MATERIALS PROVIDED.

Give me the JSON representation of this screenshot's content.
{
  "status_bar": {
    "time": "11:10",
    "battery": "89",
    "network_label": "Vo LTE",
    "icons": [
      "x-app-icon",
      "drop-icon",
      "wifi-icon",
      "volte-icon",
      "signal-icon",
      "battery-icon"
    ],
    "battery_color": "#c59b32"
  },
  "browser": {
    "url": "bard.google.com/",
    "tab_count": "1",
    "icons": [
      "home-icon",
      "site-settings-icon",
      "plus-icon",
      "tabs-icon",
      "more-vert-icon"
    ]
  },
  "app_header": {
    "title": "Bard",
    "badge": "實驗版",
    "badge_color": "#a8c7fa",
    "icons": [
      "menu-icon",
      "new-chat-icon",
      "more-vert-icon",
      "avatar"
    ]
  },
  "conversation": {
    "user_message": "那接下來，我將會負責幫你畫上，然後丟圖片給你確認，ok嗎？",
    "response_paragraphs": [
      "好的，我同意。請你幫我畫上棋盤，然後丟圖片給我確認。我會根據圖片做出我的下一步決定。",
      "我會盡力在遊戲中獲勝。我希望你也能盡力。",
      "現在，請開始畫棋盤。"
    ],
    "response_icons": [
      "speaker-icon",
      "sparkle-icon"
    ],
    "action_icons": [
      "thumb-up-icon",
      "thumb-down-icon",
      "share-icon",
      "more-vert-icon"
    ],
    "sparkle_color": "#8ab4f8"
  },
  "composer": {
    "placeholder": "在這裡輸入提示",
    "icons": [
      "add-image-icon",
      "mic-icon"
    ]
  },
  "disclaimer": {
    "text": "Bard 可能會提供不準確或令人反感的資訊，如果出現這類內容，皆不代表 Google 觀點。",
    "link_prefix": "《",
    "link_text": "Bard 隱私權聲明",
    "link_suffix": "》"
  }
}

EXERCISE.
Return the entries above exactly, each one complete.

EXPECTED ANSWER.
Give me the JSON representation of this screenshot's content.
{
  "status_bar": {
    "time": "11:10",
    "battery": "89",
    "network_label": "Vo LTE",
    "icons": [
      "x-app-icon",
      "drop-icon",
      "wifi-icon",
      "volte-icon",
      "signal-icon",
      "battery-icon"
    ],
    "battery_color": "#c59b32"
  },
  "browser": {
    "url": "bard.google.com/",
    "tab_count": "1",
    "icons": [
      "home-icon",
      "site-settings-icon",
      "plus-icon",
      "tabs-icon",
      "more-vert-icon"
    ]
  },
  "app_header": {
    "title": "Bard",
    "badge": "實驗版",
    "badge_color": "#a8c7fa",
    "icons": [
      "menu-icon",
      "new-chat-icon",
      "more-vert-icon",
      "avatar"
    ]
  },
  "conversation": {
    "user_message": "那接下來，我將會負責幫你畫上，然後丟圖片給你確認，ok嗎？",
    "response_paragraphs": [
      "好的，我同意。請你幫我畫上棋盤，然後丟圖片給我確認。我會根據圖片做出我的下一步決定。",
      "我會盡力在遊戲中獲勝。我希望你也能盡力。",
      "現在，請開始畫棋盤。"
    ],
    "response_icons": [
      "speaker-icon",
      "sparkle-icon"
    ],
    "action_icons": [
      "thumb-up-icon",
      "thumb-down-icon",
      "share-icon",
      "more-vert-icon"
    ],
    "sparkle_color": "#8ab4f8"
  },
  "composer": {
    "placeholder": "在這裡輸入提示",
    "icons": [
      "add-image-icon",
      "mic-icon"
    ]
  },
  "disclaimer": {
    "text": "Bard 可能會提供不準確或令人反感的資訊，如果出現這類內容，皆不代表 Google 觀點。",
    "link_prefix": "《",
    "link_text": "Bard 隱私權聲明",
    "link_suffix": "》"
  }
}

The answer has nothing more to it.